> **Objective**:
Starting at the line that contains "Patent image size: (829, 511)." and stopping after the line that contains "The conveyor element", set out those lines as a numbered list, leaving out any blank lines.

+---+

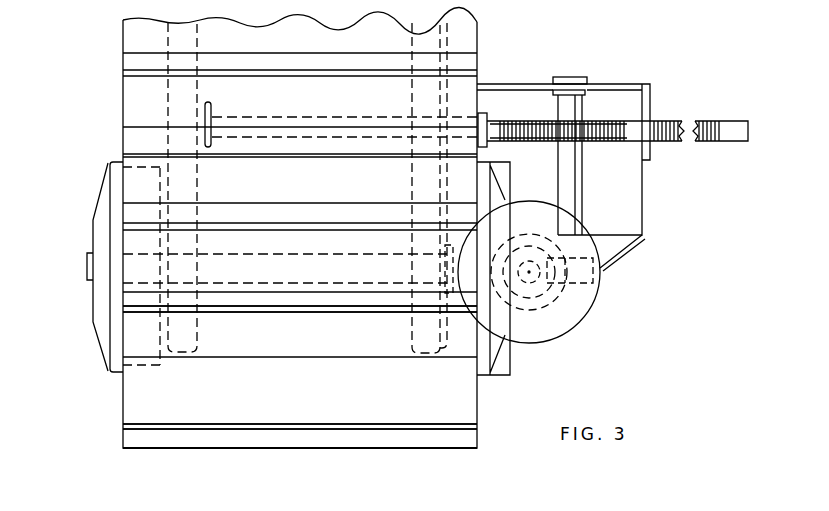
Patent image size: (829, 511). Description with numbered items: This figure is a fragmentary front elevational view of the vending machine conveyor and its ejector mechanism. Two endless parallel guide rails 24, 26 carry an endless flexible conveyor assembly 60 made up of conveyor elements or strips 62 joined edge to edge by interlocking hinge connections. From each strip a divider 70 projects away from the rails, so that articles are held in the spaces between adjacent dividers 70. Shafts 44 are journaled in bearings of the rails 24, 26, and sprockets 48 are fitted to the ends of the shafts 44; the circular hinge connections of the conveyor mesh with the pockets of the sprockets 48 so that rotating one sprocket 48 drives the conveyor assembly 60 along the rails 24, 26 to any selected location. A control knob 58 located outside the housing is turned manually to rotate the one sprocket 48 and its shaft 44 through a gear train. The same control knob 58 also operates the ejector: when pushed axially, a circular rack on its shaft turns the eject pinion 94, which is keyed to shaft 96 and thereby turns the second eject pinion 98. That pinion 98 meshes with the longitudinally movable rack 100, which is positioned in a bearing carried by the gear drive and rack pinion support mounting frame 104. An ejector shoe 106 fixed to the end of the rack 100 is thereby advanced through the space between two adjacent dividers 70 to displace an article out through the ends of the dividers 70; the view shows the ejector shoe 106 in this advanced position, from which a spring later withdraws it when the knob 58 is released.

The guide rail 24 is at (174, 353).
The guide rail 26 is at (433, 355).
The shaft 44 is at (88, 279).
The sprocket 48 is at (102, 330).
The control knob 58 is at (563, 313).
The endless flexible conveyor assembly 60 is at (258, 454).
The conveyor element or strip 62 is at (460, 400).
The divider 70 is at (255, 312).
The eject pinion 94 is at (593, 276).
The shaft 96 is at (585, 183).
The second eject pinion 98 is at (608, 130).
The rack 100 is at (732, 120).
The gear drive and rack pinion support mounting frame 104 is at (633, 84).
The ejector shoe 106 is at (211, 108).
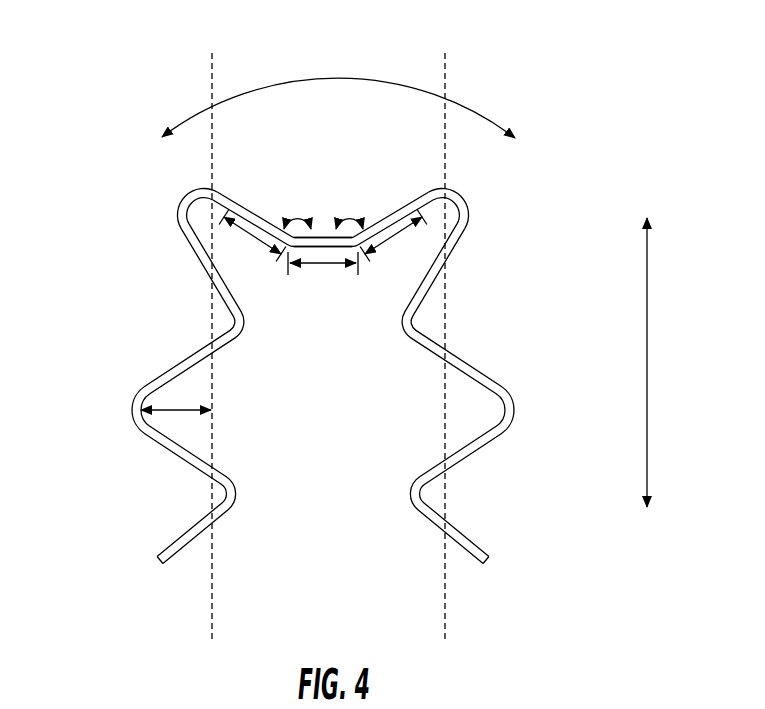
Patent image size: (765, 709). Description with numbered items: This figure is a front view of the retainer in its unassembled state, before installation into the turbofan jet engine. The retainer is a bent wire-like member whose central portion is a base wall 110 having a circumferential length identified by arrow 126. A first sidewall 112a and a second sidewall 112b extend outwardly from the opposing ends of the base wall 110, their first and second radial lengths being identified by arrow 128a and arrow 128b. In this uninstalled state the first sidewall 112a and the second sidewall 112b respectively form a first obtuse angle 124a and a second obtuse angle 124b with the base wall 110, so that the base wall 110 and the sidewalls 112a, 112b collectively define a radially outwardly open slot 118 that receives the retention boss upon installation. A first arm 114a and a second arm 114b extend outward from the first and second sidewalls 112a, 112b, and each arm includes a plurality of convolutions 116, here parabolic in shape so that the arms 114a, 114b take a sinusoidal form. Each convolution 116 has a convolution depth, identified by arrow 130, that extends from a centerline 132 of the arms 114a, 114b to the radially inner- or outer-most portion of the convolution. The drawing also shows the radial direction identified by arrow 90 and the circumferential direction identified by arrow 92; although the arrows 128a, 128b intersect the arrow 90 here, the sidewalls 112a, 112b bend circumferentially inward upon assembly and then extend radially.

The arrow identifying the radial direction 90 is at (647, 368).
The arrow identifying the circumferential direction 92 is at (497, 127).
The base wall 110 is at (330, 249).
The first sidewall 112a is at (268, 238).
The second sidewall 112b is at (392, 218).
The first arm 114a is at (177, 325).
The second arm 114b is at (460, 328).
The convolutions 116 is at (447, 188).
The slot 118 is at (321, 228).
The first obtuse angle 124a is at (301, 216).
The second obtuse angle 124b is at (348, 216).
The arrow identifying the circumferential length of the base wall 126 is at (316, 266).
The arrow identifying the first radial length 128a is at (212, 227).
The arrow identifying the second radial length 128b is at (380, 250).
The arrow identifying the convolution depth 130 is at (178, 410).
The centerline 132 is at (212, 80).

+---+

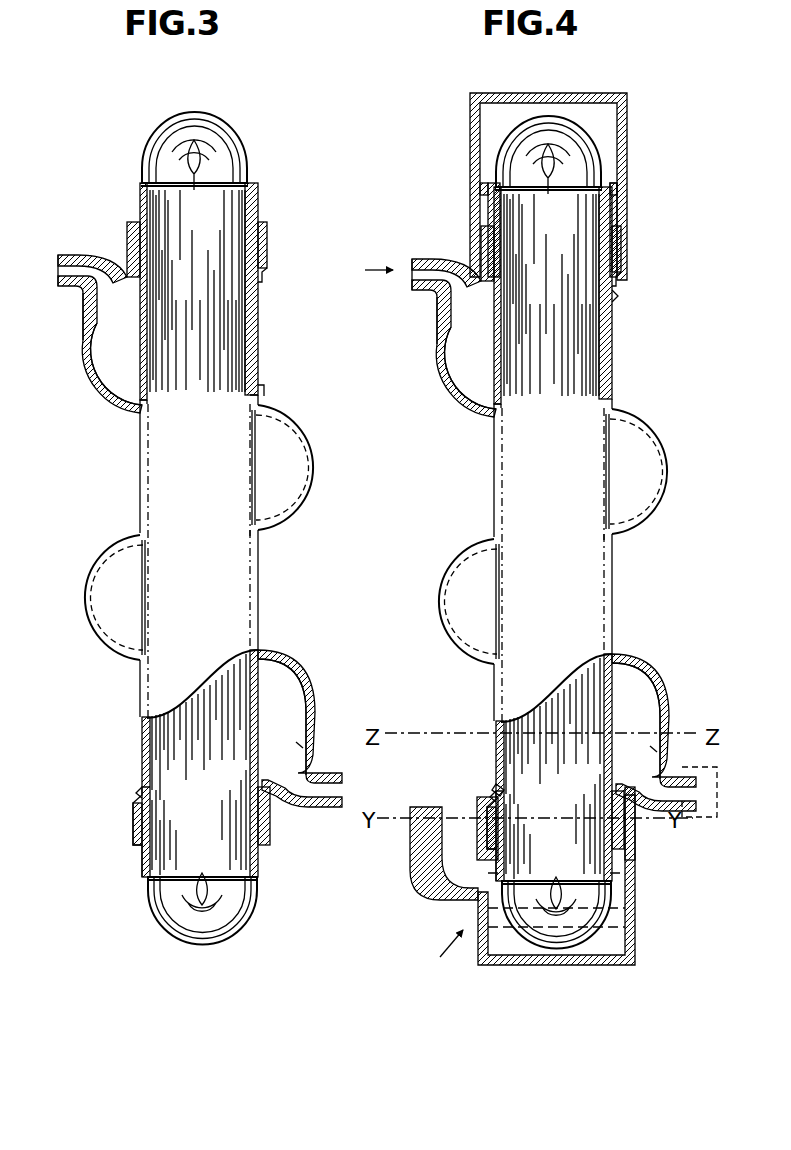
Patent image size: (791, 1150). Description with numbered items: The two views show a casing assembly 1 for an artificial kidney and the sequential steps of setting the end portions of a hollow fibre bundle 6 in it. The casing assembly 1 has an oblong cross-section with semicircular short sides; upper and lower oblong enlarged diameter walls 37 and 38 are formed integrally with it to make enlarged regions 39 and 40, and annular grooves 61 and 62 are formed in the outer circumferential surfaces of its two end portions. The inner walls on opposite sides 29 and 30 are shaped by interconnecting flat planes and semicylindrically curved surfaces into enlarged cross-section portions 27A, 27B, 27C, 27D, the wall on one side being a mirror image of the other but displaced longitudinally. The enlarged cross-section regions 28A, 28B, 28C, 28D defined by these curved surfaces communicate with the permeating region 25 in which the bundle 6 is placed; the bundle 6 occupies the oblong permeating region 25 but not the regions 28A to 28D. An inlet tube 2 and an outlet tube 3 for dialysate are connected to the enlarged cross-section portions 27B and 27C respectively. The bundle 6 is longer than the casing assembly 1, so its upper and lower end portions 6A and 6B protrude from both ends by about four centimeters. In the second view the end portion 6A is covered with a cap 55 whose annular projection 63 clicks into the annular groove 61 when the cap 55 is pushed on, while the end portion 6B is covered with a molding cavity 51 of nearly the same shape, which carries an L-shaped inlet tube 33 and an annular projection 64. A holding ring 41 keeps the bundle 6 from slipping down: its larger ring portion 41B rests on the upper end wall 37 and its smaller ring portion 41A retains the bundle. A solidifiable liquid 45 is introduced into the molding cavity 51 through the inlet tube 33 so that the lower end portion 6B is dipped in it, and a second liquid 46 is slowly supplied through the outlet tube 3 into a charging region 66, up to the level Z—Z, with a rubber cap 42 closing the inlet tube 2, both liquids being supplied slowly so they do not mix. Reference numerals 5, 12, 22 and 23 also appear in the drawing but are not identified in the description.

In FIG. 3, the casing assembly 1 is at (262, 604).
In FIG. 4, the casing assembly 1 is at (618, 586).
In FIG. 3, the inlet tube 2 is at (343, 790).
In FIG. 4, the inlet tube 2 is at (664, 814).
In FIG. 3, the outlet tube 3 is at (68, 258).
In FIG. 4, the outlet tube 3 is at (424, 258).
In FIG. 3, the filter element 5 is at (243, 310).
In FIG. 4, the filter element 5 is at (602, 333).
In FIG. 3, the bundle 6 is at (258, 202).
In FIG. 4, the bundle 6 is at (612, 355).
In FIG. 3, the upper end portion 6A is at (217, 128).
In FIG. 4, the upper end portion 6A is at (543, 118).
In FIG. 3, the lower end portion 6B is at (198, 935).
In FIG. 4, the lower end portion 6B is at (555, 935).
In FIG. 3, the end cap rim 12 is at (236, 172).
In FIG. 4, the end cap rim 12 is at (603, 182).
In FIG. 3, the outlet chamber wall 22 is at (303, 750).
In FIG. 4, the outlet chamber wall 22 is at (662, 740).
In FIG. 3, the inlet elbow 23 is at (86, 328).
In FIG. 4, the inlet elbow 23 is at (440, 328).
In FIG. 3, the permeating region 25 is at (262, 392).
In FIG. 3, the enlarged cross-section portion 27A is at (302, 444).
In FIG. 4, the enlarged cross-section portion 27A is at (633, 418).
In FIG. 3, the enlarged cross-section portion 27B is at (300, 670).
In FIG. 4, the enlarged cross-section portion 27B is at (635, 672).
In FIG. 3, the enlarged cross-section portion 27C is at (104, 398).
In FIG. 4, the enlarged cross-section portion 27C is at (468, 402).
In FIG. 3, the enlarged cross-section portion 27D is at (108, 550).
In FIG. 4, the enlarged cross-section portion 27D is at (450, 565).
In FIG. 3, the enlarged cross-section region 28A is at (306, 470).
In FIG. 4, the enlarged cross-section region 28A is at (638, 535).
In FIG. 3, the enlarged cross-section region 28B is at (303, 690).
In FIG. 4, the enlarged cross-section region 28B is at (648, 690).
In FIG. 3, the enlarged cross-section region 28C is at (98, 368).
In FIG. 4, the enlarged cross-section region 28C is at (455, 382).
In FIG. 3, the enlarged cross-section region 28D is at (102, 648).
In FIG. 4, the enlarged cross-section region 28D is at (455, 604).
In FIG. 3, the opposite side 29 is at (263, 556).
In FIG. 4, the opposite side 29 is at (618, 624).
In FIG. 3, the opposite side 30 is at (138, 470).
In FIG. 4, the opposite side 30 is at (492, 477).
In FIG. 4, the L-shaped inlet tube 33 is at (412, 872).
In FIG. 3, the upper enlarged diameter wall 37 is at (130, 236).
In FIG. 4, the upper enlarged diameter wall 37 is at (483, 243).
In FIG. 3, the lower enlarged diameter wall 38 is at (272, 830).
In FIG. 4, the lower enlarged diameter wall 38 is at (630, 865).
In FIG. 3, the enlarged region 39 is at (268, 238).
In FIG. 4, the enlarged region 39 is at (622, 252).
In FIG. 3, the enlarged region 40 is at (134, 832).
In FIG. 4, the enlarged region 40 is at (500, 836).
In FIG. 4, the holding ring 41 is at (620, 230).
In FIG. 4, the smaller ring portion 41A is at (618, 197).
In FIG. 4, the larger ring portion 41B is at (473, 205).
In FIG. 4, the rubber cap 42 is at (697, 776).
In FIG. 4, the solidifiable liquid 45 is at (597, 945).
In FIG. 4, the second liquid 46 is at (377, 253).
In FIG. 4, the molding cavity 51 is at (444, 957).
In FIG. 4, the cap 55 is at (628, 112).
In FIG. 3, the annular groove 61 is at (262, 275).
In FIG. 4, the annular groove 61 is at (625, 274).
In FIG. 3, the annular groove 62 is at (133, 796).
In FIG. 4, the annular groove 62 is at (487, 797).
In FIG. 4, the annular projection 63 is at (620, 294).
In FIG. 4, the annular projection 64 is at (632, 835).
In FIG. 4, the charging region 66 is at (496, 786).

+---+

> **The output**:
1. Patent image size: (829, 511). Description with numbered items: This figure is a fragmentary front elevational view of the vending machine conveyor and its ejector mechanism. Two endless parallel guide rails 24, 26 carry an endless flexible conveyor assembly 60 made up of conveyor elements or strips 62 joined edge to edge by interlocking hinge connections. From each strip a divider 70 projects away from the rails, so that articles are held in the spaces between adjacent dividers 70. Shafts 44 are journaled in bearings of the rails 24, 26, and sprockets 48 are fitted to the ends of the shafts 44; the circular hinge connections of the conveyor mesh with the pockets of the sprockets 48 so that rotating one sprocket 48 drives the conveyor assembly 60 along the rails 24, 26 to any selected location. A control knob 58 located outside the housing is turned manually to rotate the one sprocket 48 and its shaft 44 through a gear train. The same control knob 58 also operates the ejector: when pushed axially, a circular rack on its shaft turns the eject pinion 94, which is keyed to shaft 96 and thereby turns the second eject pinion 98. That pinion 98 meshes with the longitudinally movable rack 100, which is positioned in a bearing carried by the gear drive and rack pinion support mounting frame 104. An ejector shoe 106 fixed to the end of the rack 100 is thereby advanced through the space between two adjacent dividers 70 to displace an article out through the ends of the dividers 70; the view shows the ejector shoe 106 in this advanced position, from which a spring later withdraws it when the knob 58 is released.
2. The guide rail 24 is at (174, 353).
3. The guide rail 26 is at (433, 355).
4. The shaft 44 is at (88, 279).
5. The sprocket 48 is at (102, 330).
6. The control knob 58 is at (563, 313).
7. The endless flexible conveyor assembly 60 is at (258, 454).
8. The conveyor element or strip 62 is at (460, 400).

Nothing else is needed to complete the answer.